▶ _PROBLEM DESCRIPTION_
Copy everything from the line containing "List every element" down to the line containing "451, 274, 470]", substituting "rendering" for "screenshot" and leaving all else unchanged.

▶ _STORED DATA_
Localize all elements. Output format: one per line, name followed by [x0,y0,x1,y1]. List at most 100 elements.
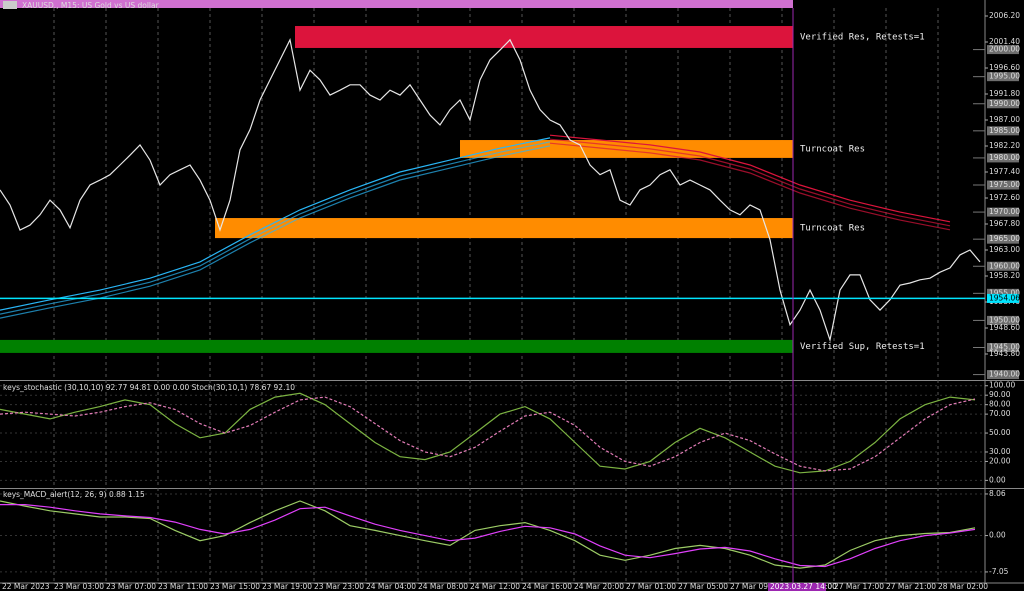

--

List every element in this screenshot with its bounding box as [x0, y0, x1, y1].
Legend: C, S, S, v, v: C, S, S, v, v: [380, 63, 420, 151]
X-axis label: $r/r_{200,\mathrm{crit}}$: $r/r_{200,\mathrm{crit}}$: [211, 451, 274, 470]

...

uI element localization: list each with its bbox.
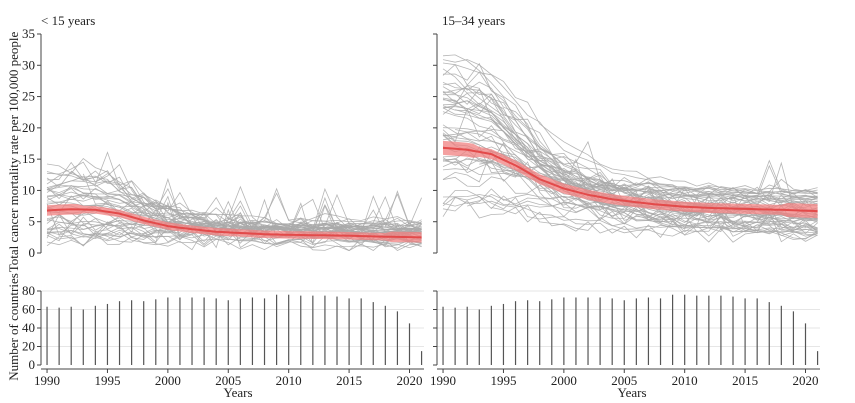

▶ _SOLUTION TO THIS PROBLEM_
List every element in this rendering with its bounding box as [x0, y0, x1, y1].
Legend: C, S, S, v, v: C, S, S, v, v: [380, 63, 420, 151]
X-axis label: $r/r_{200,\mathrm{crit}}$: $r/r_{200,\mathrm{crit}}$: [211, 451, 274, 470]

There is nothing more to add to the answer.